Stored entries
(begin)
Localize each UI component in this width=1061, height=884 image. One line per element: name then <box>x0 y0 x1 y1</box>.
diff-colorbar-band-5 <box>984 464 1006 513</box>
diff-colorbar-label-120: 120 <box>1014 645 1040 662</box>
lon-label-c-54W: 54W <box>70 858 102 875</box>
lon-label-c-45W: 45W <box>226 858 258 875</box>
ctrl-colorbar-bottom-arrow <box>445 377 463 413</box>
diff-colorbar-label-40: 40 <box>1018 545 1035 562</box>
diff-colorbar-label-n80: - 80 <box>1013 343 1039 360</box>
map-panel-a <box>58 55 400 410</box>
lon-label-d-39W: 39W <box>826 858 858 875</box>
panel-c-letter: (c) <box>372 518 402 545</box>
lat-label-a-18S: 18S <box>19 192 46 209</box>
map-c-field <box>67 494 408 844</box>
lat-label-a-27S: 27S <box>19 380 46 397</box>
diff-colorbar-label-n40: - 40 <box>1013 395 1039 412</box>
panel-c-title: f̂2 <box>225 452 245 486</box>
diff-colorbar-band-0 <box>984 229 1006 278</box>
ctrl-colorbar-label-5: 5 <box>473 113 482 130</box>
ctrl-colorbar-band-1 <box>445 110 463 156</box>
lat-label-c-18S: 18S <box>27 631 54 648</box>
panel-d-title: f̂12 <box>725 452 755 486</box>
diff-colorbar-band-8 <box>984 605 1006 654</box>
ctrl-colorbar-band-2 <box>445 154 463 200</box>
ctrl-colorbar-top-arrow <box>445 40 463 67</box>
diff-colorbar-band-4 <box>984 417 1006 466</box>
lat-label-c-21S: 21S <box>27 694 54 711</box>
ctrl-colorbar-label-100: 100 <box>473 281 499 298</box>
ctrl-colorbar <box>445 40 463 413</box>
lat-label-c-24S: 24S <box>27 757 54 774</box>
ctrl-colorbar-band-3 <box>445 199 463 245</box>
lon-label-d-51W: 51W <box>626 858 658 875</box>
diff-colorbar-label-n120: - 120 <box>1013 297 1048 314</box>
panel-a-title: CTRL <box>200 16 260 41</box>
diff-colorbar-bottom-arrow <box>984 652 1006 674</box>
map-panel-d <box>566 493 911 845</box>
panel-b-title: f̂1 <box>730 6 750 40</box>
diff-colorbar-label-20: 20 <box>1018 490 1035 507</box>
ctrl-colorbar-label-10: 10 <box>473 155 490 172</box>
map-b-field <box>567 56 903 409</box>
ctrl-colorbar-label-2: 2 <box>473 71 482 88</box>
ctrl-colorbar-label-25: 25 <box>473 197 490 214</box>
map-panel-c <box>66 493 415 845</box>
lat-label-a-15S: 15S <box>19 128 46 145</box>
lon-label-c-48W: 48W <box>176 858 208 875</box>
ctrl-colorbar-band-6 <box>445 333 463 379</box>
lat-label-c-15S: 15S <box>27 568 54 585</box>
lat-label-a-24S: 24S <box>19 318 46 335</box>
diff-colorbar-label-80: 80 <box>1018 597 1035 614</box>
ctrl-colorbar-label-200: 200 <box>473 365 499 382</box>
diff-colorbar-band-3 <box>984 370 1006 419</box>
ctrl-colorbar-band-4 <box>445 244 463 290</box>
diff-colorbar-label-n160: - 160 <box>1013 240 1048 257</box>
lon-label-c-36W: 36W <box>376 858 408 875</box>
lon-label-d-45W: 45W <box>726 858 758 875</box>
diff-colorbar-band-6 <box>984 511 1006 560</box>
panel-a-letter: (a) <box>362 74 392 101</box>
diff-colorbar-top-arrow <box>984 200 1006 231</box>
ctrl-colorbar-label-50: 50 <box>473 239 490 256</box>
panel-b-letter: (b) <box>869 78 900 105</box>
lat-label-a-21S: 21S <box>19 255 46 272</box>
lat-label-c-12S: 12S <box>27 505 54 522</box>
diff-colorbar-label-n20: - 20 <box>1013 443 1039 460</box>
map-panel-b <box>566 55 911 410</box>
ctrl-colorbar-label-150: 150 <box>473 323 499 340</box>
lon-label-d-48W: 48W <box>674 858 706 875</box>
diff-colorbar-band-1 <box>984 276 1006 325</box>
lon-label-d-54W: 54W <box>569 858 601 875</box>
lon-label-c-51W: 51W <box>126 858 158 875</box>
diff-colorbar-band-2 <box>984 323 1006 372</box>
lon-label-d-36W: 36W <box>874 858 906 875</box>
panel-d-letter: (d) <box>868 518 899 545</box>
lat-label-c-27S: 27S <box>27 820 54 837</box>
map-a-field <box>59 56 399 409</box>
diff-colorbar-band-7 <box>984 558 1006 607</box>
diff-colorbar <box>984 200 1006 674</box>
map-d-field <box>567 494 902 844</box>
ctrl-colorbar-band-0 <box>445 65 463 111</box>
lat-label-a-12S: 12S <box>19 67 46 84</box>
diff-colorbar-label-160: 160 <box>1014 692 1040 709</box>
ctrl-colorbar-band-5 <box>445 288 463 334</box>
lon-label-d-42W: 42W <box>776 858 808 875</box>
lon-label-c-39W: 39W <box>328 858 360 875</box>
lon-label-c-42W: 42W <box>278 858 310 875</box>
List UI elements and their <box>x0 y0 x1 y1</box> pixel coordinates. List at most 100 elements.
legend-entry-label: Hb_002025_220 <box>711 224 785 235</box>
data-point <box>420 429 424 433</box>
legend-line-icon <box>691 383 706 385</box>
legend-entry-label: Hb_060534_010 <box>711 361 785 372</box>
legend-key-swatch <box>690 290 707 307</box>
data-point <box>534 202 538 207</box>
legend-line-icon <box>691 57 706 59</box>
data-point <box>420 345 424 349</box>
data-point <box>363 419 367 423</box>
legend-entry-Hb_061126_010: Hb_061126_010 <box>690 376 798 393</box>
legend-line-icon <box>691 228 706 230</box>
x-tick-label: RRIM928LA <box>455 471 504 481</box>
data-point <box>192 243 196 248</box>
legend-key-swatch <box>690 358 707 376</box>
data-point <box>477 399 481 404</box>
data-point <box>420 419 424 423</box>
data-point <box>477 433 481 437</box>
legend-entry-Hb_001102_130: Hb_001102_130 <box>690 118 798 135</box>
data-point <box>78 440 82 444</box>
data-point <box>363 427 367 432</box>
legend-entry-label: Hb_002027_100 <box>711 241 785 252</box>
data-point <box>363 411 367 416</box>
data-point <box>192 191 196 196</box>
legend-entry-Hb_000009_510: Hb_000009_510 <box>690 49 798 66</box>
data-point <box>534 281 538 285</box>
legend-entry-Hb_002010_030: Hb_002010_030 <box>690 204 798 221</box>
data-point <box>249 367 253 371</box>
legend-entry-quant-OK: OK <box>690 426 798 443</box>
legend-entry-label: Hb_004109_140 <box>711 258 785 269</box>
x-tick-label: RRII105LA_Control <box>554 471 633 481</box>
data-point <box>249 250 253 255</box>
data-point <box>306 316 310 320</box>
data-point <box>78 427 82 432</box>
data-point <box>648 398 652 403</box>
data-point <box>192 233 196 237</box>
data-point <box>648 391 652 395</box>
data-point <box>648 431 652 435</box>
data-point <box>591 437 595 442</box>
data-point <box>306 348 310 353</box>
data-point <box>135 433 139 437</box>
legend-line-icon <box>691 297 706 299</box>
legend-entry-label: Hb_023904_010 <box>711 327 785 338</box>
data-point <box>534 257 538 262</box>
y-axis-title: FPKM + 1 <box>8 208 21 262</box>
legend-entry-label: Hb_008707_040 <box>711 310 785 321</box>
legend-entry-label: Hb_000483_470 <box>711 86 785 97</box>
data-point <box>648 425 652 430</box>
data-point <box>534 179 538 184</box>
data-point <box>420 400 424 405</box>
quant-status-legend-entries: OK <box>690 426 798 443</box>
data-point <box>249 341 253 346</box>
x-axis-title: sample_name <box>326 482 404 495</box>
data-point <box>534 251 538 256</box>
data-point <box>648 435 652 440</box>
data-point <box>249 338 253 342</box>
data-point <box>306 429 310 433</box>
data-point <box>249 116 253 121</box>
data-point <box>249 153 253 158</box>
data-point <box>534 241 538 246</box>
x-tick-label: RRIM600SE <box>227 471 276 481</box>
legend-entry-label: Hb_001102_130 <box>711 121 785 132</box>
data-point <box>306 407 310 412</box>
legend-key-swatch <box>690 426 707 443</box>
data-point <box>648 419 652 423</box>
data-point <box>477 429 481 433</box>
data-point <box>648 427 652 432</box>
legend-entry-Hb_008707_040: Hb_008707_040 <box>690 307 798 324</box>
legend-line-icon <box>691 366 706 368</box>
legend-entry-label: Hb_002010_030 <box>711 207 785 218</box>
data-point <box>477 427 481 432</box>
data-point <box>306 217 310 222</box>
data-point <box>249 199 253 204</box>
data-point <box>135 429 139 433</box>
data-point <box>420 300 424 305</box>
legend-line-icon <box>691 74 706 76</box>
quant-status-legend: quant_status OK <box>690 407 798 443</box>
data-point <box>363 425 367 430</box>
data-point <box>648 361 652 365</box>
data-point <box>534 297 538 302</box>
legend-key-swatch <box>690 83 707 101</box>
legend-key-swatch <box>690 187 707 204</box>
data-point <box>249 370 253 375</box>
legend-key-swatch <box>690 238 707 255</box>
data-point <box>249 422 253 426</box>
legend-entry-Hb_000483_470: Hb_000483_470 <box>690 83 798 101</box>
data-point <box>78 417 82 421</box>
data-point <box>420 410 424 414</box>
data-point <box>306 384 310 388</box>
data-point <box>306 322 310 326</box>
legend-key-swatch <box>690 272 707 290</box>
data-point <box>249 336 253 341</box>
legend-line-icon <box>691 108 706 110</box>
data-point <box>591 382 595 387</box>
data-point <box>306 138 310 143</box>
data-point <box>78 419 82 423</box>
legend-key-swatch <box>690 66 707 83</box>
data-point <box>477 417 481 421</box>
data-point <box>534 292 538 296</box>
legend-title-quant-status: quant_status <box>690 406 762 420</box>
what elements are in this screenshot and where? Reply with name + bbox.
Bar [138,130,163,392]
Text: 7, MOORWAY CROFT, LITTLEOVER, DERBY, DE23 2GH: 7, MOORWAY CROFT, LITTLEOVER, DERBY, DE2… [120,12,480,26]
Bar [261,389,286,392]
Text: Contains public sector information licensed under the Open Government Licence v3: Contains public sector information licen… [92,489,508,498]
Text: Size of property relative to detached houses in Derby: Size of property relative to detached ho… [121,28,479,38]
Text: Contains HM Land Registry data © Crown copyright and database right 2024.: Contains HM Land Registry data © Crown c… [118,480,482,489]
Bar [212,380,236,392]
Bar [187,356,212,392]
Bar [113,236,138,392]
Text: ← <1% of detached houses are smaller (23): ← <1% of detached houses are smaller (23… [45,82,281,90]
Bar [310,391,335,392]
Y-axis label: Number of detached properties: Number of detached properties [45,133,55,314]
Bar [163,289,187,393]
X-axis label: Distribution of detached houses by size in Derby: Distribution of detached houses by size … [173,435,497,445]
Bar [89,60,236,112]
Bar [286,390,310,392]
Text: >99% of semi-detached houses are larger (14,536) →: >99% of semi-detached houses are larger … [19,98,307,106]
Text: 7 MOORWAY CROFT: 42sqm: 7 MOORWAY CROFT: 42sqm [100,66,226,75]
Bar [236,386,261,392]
(end)
Request: Extract the lines word for word, beginning with the first line of the records and continuing through the line that contains "diff-colorbar-label-n80: - 80".

Solution to this exercise:
Localize each UI component in this width=1061, height=884 image. One line per element: name then <box>x0 y0 x1 y1</box>.
diff-colorbar-band-5 <box>984 464 1006 513</box>
diff-colorbar-label-120: 120 <box>1014 645 1040 662</box>
lon-label-c-54W: 54W <box>70 858 102 875</box>
lon-label-c-45W: 45W <box>226 858 258 875</box>
ctrl-colorbar-bottom-arrow <box>445 377 463 413</box>
diff-colorbar-label-40: 40 <box>1018 545 1035 562</box>
diff-colorbar-label-n80: - 80 <box>1013 343 1039 360</box>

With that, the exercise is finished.